* _Task brief_: Set down the data below without change, skipping the pictures it holds.

* _Dataset items_:
---+---

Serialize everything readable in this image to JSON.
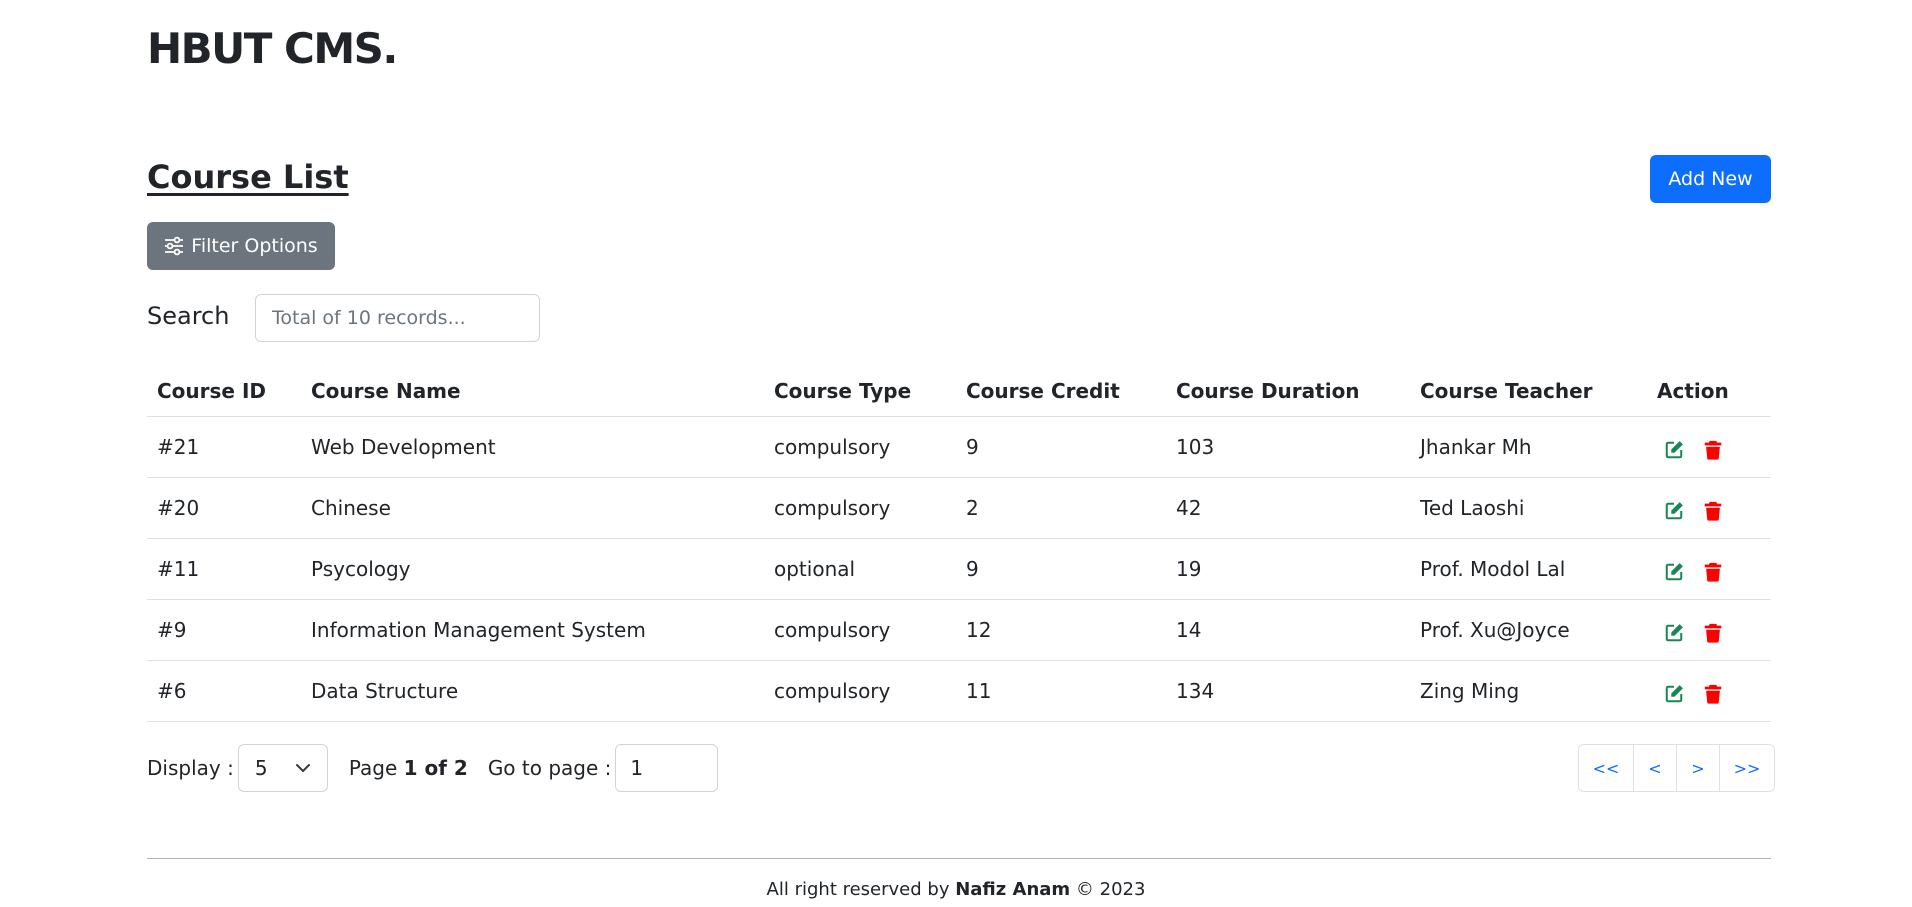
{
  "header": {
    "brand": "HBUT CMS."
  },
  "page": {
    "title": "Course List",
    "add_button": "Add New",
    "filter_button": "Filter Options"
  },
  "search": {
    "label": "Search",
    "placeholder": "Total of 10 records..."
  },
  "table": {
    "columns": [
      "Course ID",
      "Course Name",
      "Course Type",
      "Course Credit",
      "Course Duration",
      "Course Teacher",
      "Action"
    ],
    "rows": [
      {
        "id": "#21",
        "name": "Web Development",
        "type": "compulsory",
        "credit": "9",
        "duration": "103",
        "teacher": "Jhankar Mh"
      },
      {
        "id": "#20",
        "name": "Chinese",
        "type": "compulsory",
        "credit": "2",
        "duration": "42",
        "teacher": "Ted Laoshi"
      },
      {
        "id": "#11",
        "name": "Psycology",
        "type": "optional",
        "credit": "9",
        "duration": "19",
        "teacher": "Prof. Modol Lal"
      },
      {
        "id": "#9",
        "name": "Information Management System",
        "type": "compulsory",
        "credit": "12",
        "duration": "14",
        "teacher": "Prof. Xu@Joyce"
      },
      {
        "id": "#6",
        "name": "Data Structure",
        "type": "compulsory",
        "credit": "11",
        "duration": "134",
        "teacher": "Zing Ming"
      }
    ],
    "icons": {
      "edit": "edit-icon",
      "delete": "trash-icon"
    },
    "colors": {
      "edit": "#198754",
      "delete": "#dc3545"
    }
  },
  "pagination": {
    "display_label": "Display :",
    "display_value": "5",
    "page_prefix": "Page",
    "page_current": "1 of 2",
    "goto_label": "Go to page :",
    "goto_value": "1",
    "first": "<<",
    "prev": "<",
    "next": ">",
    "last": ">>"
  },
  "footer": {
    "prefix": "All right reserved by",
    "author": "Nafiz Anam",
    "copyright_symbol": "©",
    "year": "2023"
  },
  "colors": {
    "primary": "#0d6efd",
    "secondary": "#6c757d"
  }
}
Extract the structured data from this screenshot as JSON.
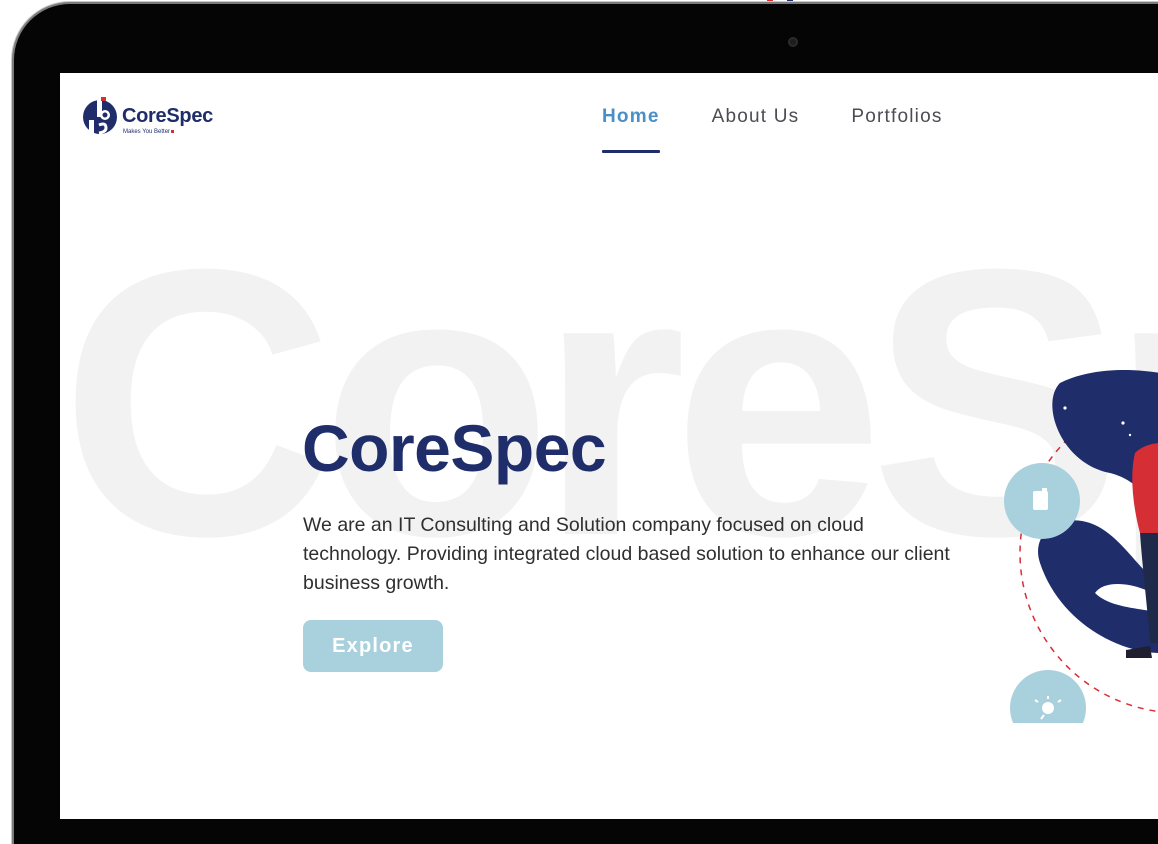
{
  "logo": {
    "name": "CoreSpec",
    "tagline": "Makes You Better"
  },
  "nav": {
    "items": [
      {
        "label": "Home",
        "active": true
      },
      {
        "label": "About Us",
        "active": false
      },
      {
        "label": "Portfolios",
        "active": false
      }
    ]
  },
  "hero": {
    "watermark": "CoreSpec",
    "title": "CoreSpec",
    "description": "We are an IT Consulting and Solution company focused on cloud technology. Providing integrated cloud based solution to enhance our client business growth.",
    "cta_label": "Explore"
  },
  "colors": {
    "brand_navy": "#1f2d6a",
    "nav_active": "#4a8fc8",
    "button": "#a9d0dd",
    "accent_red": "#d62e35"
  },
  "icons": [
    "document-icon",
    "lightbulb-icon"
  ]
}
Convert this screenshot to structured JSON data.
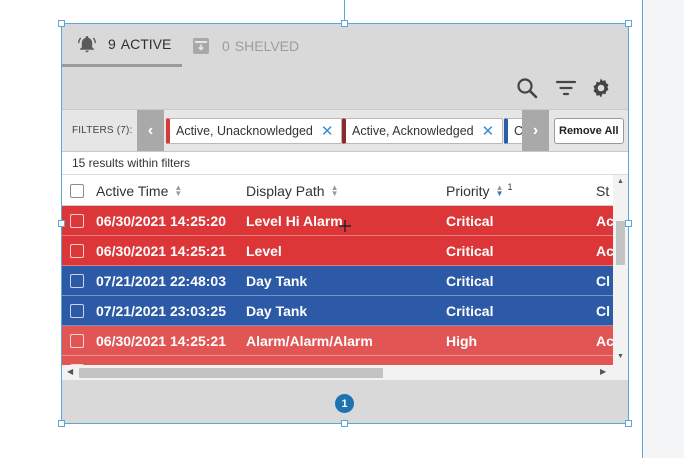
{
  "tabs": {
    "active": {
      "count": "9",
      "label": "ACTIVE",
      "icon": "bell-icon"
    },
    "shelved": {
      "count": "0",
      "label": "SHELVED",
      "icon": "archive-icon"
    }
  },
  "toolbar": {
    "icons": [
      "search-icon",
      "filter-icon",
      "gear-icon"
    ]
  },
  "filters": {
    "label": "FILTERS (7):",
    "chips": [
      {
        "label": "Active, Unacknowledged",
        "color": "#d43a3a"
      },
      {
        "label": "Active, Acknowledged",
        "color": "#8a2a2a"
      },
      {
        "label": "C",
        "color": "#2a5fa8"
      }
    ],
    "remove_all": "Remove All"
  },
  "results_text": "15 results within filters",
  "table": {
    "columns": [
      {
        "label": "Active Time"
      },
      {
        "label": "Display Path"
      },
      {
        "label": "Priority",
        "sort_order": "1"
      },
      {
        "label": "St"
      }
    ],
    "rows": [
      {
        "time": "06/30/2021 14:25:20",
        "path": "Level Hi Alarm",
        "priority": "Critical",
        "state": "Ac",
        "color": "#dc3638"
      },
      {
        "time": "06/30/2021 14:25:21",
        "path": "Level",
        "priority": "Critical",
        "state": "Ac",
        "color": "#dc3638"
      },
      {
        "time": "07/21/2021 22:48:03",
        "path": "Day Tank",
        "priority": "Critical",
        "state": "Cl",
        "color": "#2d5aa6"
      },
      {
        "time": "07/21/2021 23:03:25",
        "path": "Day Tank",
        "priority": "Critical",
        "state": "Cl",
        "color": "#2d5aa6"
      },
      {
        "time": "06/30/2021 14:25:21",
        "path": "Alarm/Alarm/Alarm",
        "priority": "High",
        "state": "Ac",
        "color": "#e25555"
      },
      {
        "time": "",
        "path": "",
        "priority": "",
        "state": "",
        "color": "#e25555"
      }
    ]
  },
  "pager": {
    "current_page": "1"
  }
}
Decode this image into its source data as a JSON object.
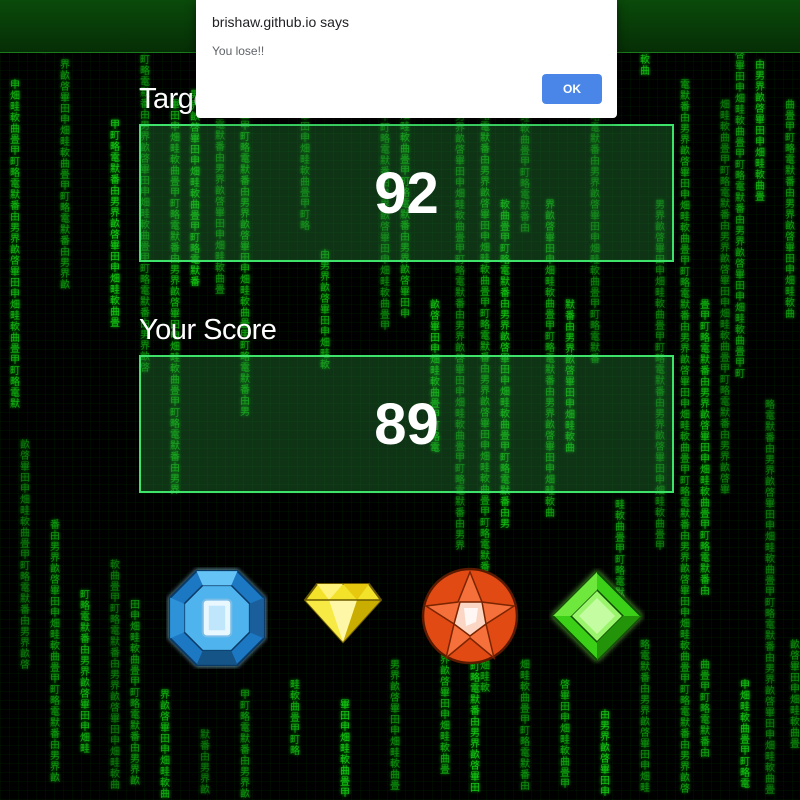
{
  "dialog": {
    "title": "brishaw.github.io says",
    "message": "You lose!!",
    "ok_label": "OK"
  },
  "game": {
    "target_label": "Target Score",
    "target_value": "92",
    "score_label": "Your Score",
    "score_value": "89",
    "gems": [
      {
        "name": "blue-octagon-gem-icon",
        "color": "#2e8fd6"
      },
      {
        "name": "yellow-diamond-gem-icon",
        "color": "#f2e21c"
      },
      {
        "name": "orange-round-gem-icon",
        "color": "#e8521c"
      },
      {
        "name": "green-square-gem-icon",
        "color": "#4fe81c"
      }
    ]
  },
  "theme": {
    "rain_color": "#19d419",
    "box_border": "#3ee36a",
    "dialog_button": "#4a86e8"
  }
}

---+---

* _Task response_:
Serialize everything readable in this image to JSON.
{
  "header": {
    "brand": "HBUT CMS."
  },
  "page": {
    "title": "Course List",
    "add_button": "Add New",
    "filter_button": "Filter Options"
  },
  "search": {
    "label": "Search",
    "placeholder": "Total of 10 records..."
  },
  "table": {
    "columns": [
      "Course ID",
      "Course Name",
      "Course Type",
      "Course Credit",
      "Course Duration",
      "Course Teacher",
      "Action"
    ],
    "rows": [
      {
        "id": "#21",
        "name": "Web Development",
        "type": "compulsory",
        "credit": "9",
        "duration": "103",
        "teacher": "Jhankar Mh"
      },
      {
        "id": "#20",
        "name": "Chinese",
        "type": "compulsory",
        "credit": "2",
        "duration": "42",
        "teacher": "Ted Laoshi"
      },
      {
        "id": "#11",
        "name": "Psycology",
        "type": "optional",
        "credit": "9",
        "duration": "19",
        "teacher": "Prof. Modol Lal"
      },
      {
        "id": "#9",
        "name": "Information Management System",
        "type": "compulsory",
        "credit": "12",
        "duration": "14",
        "teacher": "Prof. Xu@Joyce"
      },
      {
        "id": "#6",
        "name": "Data Structure",
        "type": "compulsory",
        "credit": "11",
        "duration": "134",
        "teacher": "Zing Ming"
      }
    ],
    "icons": {
      "edit": "edit-icon",
      "delete": "trash-icon"
    },
    "colors": {
      "edit": "#198754",
      "delete": "#dc3545"
    }
  },
  "pagination": {
    "display_label": "Display :",
    "display_value": "5",
    "page_prefix": "Page",
    "page_current": "1 of 2",
    "goto_label": "Go to page :",
    "goto_value": "1",
    "first": "<<",
    "prev": "<",
    "next": ">",
    "last": ">>"
  },
  "footer": {
    "prefix": "All right reserved by",
    "author": "Nafiz Anam",
    "copyright_symbol": "©",
    "year": "2023"
  },
  "colors": {
    "primary": "#0d6efd",
    "secondary": "#6c757d"
  }
}
Extract the structured data from this screenshot as JSON.
{
  "logo": {
    "name": "CoreSpec",
    "tagline": "Makes You Better"
  },
  "nav": {
    "items": [
      {
        "label": "Home",
        "active": true
      },
      {
        "label": "About Us",
        "active": false
      },
      {
        "label": "Portfolios",
        "active": false
      }
    ]
  },
  "hero": {
    "watermark": "CoreSpec",
    "title": "CoreSpec",
    "description": "We are an IT Consulting and Solution company focused on cloud technology. Providing integrated cloud based solution to enhance our client business growth.",
    "cta_label": "Explore"
  },
  "colors": {
    "brand_navy": "#1f2d6a",
    "nav_active": "#4a8fc8",
    "button": "#a9d0dd",
    "accent_red": "#d62e35"
  },
  "icons": [
    "document-icon",
    "lightbulb-icon"
  ]
}
Convert this screenshot to structured JSON data.
{
  "tabs": {
    "active": {
      "count": "9",
      "label": "ACTIVE",
      "icon": "bell-icon"
    },
    "shelved": {
      "count": "0",
      "label": "SHELVED",
      "icon": "archive-icon"
    }
  },
  "toolbar": {
    "icons": [
      "search-icon",
      "filter-icon",
      "gear-icon"
    ]
  },
  "filters": {
    "label": "FILTERS (7):",
    "chips": [
      {
        "label": "Active, Unacknowledged",
        "color": "#d43a3a"
      },
      {
        "label": "Active, Acknowledged",
        "color": "#8a2a2a"
      },
      {
        "label": "C",
        "color": "#2a5fa8"
      }
    ],
    "remove_all": "Remove All"
  },
  "results_text": "15 results within filters",
  "table": {
    "columns": [
      {
        "label": "Active Time"
      },
      {
        "label": "Display Path"
      },
      {
        "label": "Priority",
        "sort_order": "1"
      },
      {
        "label": "St"
      }
    ],
    "rows": [
      {
        "time": "06/30/2021 14:25:20",
        "path": "Level Hi Alarm",
        "priority": "Critical",
        "state": "Ac",
        "color": "#dc3638"
      },
      {
        "time": "06/30/2021 14:25:21",
        "path": "Level",
        "priority": "Critical",
        "state": "Ac",
        "color": "#dc3638"
      },
      {
        "time": "07/21/2021 22:48:03",
        "path": "Day Tank",
        "priority": "Critical",
        "state": "Cl",
        "color": "#2d5aa6"
      },
      {
        "time": "07/21/2021 23:03:25",
        "path": "Day Tank",
        "priority": "Critical",
        "state": "Cl",
        "color": "#2d5aa6"
      },
      {
        "time": "06/30/2021 14:25:21",
        "path": "Alarm/Alarm/Alarm",
        "priority": "High",
        "state": "Ac",
        "color": "#e25555"
      },
      {
        "time": "",
        "path": "",
        "priority": "",
        "state": "",
        "color": "#e25555"
      }
    ]
  },
  "pager": {
    "current_page": "1"
  }
}
Decode this image into its source data as a JSON object.
{
  "dialog": {
    "title": "brishaw.github.io says",
    "message": "You lose!!",
    "ok_label": "OK"
  },
  "game": {
    "target_label": "Target Score",
    "target_value": "92",
    "score_label": "Your Score",
    "score_value": "89",
    "gems": [
      {
        "name": "blue-octagon-gem-icon",
        "color": "#2e8fd6"
      },
      {
        "name": "yellow-diamond-gem-icon",
        "color": "#f2e21c"
      },
      {
        "name": "orange-round-gem-icon",
        "color": "#e8521c"
      },
      {
        "name": "green-square-gem-icon",
        "color": "#4fe81c"
      }
    ]
  },
  "theme": {
    "rain_color": "#19d419",
    "box_border": "#3ee36a",
    "dialog_button": "#4a86e8"
  }
}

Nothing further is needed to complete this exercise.